→ **Figure content listings**
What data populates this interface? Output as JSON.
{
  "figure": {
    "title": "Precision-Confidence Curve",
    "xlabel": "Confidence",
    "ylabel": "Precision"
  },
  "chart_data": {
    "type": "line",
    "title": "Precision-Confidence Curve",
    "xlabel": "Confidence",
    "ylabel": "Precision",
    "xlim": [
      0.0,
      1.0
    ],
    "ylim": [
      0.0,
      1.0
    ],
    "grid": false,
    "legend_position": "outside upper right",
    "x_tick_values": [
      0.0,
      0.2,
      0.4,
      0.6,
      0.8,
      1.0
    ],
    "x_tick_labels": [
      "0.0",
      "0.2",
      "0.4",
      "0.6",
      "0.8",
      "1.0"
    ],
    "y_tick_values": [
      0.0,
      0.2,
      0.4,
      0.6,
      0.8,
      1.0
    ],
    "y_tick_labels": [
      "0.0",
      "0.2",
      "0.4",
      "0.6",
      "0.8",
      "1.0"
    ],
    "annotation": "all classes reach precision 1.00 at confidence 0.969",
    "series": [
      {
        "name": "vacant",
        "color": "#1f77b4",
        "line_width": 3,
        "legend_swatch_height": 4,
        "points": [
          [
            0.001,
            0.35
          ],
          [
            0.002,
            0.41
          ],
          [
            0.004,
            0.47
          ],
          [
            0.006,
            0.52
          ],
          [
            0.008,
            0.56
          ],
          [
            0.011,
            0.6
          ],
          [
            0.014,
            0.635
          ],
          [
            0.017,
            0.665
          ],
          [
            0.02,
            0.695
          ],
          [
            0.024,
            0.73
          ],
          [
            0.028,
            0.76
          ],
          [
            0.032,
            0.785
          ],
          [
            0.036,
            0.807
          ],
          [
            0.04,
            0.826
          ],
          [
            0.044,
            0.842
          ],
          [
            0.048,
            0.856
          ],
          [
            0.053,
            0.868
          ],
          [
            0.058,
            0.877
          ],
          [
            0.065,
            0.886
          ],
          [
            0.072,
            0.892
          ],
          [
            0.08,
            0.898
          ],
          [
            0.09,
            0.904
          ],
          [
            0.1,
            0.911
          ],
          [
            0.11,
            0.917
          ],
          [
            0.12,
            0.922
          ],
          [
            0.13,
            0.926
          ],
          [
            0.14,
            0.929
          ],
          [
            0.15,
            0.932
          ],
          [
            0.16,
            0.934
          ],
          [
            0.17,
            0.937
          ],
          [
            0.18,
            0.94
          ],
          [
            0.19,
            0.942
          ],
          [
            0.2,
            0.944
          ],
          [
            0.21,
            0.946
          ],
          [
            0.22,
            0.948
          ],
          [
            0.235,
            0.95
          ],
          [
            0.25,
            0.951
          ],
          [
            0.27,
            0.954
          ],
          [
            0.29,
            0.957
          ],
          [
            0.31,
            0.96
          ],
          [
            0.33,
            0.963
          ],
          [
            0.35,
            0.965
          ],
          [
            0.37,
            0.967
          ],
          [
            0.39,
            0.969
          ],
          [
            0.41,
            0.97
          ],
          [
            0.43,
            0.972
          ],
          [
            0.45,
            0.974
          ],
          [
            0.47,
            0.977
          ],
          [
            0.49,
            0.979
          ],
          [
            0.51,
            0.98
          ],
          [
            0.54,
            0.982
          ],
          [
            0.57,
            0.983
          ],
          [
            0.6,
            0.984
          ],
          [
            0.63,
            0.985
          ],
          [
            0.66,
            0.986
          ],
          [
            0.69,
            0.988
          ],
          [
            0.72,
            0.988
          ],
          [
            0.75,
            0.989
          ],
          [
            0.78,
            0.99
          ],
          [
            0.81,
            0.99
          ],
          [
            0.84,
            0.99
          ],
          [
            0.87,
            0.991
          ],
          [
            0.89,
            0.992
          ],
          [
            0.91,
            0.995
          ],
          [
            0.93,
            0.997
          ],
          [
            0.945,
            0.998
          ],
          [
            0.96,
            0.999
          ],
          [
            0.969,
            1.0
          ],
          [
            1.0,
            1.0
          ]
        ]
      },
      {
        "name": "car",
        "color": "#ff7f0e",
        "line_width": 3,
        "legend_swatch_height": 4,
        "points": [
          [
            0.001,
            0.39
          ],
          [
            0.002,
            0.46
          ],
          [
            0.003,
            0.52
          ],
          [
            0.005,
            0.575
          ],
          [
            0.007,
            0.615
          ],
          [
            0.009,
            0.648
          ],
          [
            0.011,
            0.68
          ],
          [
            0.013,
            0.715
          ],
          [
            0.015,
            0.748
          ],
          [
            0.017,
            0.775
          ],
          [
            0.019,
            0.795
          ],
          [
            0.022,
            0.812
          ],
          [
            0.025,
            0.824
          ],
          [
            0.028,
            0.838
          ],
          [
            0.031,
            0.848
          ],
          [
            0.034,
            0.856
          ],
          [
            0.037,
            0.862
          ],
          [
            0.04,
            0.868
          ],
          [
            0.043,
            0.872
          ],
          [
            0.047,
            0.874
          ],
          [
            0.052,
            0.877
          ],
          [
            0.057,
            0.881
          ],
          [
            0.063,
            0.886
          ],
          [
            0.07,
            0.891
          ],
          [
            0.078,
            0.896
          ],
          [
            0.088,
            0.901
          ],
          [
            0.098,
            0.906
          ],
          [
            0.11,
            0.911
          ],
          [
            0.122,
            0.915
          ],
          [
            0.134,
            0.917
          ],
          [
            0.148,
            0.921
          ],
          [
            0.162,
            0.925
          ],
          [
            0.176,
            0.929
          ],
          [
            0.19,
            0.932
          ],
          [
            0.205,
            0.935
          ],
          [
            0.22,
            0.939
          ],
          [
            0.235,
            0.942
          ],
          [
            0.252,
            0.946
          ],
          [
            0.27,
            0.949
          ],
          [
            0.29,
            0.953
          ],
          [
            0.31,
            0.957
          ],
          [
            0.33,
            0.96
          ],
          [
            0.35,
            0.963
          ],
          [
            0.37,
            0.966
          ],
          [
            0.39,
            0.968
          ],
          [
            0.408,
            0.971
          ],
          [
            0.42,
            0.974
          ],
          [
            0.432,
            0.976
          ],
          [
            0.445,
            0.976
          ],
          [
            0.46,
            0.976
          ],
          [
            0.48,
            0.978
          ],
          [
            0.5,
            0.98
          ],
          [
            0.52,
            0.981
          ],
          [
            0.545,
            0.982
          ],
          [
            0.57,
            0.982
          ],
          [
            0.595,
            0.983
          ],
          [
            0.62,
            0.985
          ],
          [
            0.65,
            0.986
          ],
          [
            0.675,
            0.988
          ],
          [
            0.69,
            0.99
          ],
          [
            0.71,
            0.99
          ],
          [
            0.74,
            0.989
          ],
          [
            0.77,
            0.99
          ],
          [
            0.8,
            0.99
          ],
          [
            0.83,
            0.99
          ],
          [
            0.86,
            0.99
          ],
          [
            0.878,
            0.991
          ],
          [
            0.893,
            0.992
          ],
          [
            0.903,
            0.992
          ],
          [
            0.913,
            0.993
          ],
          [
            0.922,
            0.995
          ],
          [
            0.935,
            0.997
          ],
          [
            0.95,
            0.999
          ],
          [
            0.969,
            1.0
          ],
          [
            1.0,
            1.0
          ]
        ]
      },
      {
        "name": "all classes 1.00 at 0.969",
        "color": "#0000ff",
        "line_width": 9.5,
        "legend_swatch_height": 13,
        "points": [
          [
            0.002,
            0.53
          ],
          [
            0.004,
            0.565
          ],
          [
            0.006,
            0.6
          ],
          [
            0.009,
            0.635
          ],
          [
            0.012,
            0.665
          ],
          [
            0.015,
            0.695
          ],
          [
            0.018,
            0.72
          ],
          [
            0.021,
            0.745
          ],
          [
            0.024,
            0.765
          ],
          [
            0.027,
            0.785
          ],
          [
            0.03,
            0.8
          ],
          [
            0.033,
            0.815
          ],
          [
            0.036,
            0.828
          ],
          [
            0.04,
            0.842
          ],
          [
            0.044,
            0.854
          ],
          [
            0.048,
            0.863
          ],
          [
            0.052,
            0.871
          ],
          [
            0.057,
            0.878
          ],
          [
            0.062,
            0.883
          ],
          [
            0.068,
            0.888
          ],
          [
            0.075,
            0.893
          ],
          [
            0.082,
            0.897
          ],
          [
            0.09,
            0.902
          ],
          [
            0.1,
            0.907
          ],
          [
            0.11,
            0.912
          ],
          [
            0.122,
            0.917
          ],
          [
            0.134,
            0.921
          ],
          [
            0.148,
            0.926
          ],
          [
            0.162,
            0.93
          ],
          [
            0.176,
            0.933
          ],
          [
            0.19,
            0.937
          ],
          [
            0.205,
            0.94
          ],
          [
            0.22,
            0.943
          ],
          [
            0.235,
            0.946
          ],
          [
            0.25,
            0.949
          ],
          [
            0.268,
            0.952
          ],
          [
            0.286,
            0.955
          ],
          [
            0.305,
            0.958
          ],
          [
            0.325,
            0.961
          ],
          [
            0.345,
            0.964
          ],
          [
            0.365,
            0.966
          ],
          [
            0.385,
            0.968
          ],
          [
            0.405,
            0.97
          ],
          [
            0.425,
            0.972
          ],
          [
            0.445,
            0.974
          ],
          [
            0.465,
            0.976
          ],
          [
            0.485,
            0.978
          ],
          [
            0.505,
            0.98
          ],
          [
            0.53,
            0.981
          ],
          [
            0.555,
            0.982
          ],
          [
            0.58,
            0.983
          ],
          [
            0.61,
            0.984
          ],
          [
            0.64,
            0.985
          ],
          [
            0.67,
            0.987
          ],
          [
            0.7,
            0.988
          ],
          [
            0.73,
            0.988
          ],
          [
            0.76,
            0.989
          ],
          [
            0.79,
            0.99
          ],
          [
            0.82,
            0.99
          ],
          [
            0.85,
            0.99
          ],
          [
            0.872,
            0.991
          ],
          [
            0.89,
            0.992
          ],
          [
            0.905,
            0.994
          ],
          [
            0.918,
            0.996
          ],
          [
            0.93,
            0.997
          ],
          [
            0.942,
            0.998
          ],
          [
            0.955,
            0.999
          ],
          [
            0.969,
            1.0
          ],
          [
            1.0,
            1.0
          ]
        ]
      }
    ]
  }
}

→ **What you have to do**
Show every line that contains the word "color".

→ **Result for this task**
        "color": "#1f77b4",
        "color": "#ff7f0e",
        "color": "#0000ff",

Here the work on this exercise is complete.